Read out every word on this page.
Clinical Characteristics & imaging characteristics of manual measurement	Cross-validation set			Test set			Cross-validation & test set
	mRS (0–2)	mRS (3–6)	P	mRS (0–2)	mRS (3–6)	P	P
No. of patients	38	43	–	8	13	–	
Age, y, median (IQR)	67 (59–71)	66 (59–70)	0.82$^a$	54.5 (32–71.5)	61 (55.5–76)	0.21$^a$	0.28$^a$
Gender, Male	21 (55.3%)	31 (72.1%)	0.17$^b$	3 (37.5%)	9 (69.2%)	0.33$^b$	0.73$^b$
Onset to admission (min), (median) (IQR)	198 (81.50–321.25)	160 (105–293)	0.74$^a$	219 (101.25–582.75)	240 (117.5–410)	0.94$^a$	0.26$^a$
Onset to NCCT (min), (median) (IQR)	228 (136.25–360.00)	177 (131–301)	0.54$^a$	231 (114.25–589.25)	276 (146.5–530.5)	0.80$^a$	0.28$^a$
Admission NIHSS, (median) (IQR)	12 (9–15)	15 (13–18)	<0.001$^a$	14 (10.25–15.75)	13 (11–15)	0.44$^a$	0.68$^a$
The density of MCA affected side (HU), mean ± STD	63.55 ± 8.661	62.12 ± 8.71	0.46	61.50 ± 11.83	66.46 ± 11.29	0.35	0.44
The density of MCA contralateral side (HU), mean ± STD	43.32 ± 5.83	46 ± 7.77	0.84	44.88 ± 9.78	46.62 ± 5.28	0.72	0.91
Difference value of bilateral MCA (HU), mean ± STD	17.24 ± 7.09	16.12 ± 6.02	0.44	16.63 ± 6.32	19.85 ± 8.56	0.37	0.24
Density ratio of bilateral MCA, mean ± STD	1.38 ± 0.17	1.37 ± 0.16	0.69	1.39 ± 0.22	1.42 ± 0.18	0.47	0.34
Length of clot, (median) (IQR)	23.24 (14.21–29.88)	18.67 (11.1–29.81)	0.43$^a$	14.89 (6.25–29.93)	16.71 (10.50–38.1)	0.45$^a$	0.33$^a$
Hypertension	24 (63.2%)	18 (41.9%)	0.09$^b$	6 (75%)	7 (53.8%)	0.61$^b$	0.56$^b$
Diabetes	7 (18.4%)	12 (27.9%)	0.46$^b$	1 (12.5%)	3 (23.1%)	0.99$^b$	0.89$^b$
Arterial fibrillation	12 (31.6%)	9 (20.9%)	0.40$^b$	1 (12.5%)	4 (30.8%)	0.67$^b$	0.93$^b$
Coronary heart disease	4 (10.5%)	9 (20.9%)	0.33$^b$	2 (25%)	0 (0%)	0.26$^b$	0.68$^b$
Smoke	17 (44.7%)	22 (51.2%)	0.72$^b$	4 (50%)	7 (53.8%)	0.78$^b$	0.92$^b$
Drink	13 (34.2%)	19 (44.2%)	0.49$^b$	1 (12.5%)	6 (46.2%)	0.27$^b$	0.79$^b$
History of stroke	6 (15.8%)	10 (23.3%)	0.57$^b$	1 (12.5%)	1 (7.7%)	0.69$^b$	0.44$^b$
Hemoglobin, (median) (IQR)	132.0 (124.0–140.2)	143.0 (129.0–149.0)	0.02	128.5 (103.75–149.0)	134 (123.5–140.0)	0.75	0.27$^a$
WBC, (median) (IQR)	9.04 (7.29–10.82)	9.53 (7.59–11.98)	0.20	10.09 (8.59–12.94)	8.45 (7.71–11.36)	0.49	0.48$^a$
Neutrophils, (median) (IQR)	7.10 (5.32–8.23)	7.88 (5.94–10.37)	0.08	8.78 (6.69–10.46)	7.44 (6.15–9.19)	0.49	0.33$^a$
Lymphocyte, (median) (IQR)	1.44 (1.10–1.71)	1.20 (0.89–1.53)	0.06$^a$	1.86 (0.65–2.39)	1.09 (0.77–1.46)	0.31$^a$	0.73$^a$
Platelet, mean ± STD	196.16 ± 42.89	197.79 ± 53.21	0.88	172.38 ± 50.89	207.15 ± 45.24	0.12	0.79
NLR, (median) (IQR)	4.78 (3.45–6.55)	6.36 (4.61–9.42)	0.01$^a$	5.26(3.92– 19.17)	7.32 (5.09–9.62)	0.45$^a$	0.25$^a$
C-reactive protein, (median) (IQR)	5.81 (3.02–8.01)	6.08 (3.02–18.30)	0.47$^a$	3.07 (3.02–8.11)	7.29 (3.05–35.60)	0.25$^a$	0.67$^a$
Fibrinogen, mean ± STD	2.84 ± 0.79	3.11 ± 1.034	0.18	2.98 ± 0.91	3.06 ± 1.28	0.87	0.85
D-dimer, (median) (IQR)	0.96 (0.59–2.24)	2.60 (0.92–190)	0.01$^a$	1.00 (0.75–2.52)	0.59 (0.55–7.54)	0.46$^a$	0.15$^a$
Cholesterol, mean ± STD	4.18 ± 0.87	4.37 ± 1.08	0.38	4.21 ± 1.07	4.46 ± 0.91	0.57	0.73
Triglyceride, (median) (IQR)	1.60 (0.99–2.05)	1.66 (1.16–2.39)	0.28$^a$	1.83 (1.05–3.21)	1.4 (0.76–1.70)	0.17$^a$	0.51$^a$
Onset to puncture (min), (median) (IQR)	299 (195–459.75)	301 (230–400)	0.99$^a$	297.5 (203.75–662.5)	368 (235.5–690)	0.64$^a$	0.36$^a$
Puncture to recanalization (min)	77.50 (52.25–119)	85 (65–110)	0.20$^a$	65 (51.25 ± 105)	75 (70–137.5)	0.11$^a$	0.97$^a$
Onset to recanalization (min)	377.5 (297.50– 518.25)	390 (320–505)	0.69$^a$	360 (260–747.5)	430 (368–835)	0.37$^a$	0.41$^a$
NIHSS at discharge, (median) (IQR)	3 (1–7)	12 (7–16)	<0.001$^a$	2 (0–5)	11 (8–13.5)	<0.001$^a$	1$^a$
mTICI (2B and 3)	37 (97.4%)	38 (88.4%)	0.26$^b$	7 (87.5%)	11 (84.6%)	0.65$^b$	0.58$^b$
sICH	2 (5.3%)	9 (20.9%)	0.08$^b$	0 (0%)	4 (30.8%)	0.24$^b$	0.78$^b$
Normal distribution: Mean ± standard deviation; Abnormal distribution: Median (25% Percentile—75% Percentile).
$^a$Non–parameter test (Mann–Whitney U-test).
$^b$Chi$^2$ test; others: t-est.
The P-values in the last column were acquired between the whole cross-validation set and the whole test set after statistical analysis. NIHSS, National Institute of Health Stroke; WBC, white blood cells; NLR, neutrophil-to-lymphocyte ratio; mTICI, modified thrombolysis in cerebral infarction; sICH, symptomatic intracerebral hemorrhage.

:: Exercise description ::
The answer consists of every entry, returned exactly.

:: Task result ::
Read out every word on this page.
Clinical Characteristics & imaging characteristics of manual measurement	Cross-validation set			Test set			Cross-validation & test set
	mRS (0–2)	mRS (3–6)	P	mRS (0–2)	mRS (3–6)	P	P
No. of patients	38	43	–	8	13	–	
Age, y, median (IQR)	67 (59–71)	66 (59–70)	0.82$^a$	54.5 (32–71.5)	61 (55.5–76)	0.21$^a$	0.28$^a$
Gender, Male	21 (55.3%)	31 (72.1%)	0.17$^b$	3 (37.5%)	9 (69.2%)	0.33$^b$	0.73$^b$
Onset to admission (min), (median) (IQR)	198 (81.50–321.25)	160 (105–293)	0.74$^a$	219 (101.25–582.75)	240 (117.5–410)	0.94$^a$	0.26$^a$
Onset to NCCT (min), (median) (IQR)	228 (136.25–360.00)	177 (131–301)	0.54$^a$	231 (114.25–589.25)	276 (146.5–530.5)	0.80$^a$	0.28$^a$
Admission NIHSS, (median) (IQR)	12 (9–15)	15 (13–18)	<0.001$^a$	14 (10.25–15.75)	13 (11–15)	0.44$^a$	0.68$^a$
The density of MCA affected side (HU), mean ± STD	63.55 ± 8.661	62.12 ± 8.71	0.46	61.50 ± 11.83	66.46 ± 11.29	0.35	0.44
The density of MCA contralateral side (HU), mean ± STD	43.32 ± 5.83	46 ± 7.77	0.84	44.88 ± 9.78	46.62 ± 5.28	0.72	0.91
Difference value of bilateral MCA (HU), mean ± STD	17.24 ± 7.09	16.12 ± 6.02	0.44	16.63 ± 6.32	19.85 ± 8.56	0.37	0.24
Density ratio of bilateral MCA, mean ± STD	1.38 ± 0.17	1.37 ± 0.16	0.69	1.39 ± 0.22	1.42 ± 0.18	0.47	0.34
Length of clot, (median) (IQR)	23.24 (14.21–29.88)	18.67 (11.1–29.81)	0.43$^a$	14.89 (6.25–29.93)	16.71 (10.50–38.1)	0.45$^a$	0.33$^a$
Hypertension	24 (63.2%)	18 (41.9%)	0.09$^b$	6 (75%)	7 (53.8%)	0.61$^b$	0.56$^b$
Diabetes	7 (18.4%)	12 (27.9%)	0.46$^b$	1 (12.5%)	3 (23.1%)	0.99$^b$	0.89$^b$
Arterial fibrillation	12 (31.6%)	9 (20.9%)	0.40$^b$	1 (12.5%)	4 (30.8%)	0.67$^b$	0.93$^b$
Coronary heart disease	4 (10.5%)	9 (20.9%)	0.33$^b$	2 (25%)	0 (0%)	0.26$^b$	0.68$^b$
Smoke	17 (44.7%)	22 (51.2%)	0.72$^b$	4 (50%)	7 (53.8%)	0.78$^b$	0.92$^b$
Drink	13 (34.2%)	19 (44.2%)	0.49$^b$	1 (12.5%)	6 (46.2%)	0.27$^b$	0.79$^b$
History of stroke	6 (15.8%)	10 (23.3%)	0.57$^b$	1 (12.5%)	1 (7.7%)	0.69$^b$	0.44$^b$
Hemoglobin, (median) (IQR)	132.0 (124.0–140.2)	143.0 (129.0–149.0)	0.02	128.5 (103.75–149.0)	134 (123.5–140.0)	0.75	0.27$^a$
WBC, (median) (IQR)	9.04 (7.29–10.82)	9.53 (7.59–11.98)	0.20	10.09 (8.59–12.94)	8.45 (7.71–11.36)	0.49	0.48$^a$
Neutrophils, (median) (IQR)	7.10 (5.32–8.23)	7.88 (5.94–10.37)	0.08	8.78 (6.69–10.46)	7.44 (6.15–9.19)	0.49	0.33$^a$
Lymphocyte, (median) (IQR)	1.44 (1.10–1.71)	1.20 (0.89–1.53)	0.06$^a$	1.86 (0.65–2.39)	1.09 (0.77–1.46)	0.31$^a$	0.73$^a$
Platelet, mean ± STD	196.16 ± 42.89	197.79 ± 53.21	0.88	172.38 ± 50.89	207.15 ± 45.24	0.12	0.79
NLR, (median) (IQR)	4.78 (3.45–6.55)	6.36 (4.61–9.42)	0.01$^a$	5.26(3.92– 19.17)	7.32 (5.09–9.62)	0.45$^a$	0.25$^a$
C-reactive protein, (median) (IQR)	5.81 (3.02–8.01)	6.08 (3.02–18.30)	0.47$^a$	3.07 (3.02–8.11)	7.29 (3.05–35.60)	0.25$^a$	0.67$^a$
Fibrinogen, mean ± STD	2.84 ± 0.79	3.11 ± 1.034	0.18	2.98 ± 0.91	3.06 ± 1.28	0.87	0.85
D-dimer, (median) (IQR)	0.96 (0.59–2.24)	2.60 (0.92–190)	0.01$^a$	1.00 (0.75–2.52)	0.59 (0.55–7.54)	0.46$^a$	0.15$^a$
Cholesterol, mean ± STD	4.18 ± 0.87	4.37 ± 1.08	0.38	4.21 ± 1.07	4.46 ± 0.91	0.57	0.73
Triglyceride, (median) (IQR)	1.60 (0.99–2.05)	1.66 (1.16–2.39)	0.28$^a$	1.83 (1.05–3.21)	1.4 (0.76–1.70)	0.17$^a$	0.51$^a$
Onset to puncture (min), (median) (IQR)	299 (195–459.75)	301 (230–400)	0.99$^a$	297.5 (203.75–662.5)	368 (235.5–690)	0.64$^a$	0.36$^a$
Puncture to recanalization (min)	77.50 (52.25–119)	85 (65–110)	0.20$^a$	65 (51.25 ± 105)	75 (70–137.5)	0.11$^a$	0.97$^a$
Onset to recanalization (min)	377.5 (297.50– 518.25)	390 (320–505)	0.69$^a$	360 (260–747.5)	430 (368–835)	0.37$^a$	0.41$^a$
NIHSS at discharge, (median) (IQR)	3 (1–7)	12 (7–16)	<0.001$^a$	2 (0–5)	11 (8–13.5)	<0.001$^a$	1$^a$
mTICI (2B and 3)	37 (97.4%)	38 (88.4%)	0.26$^b$	7 (87.5%)	11 (84.6%)	0.65$^b$	0.58$^b$
sICH	2 (5.3%)	9 (20.9%)	0.08$^b$	0 (0%)	4 (30.8%)	0.24$^b$	0.78$^b$
Normal distribution: Mean ± standard deviation; Abnormal distribution: Median (25% Percentile—75% Percentile).
$^a$Non–parameter test (Mann–Whitney U-test).
$^b$Chi$^2$ test; others: t-est.
The P-values in the last column were acquired between the whole cross-validation set and the whole test set after statistical analysis. NIHSS, National Institute of Health Stroke; WBC, white blood cells; NLR, neutrophil-to-lymphocyte ratio; mTICI, modified thrombolysis in cerebral infarction; sICH, symptomatic intracerebral hemorrhage.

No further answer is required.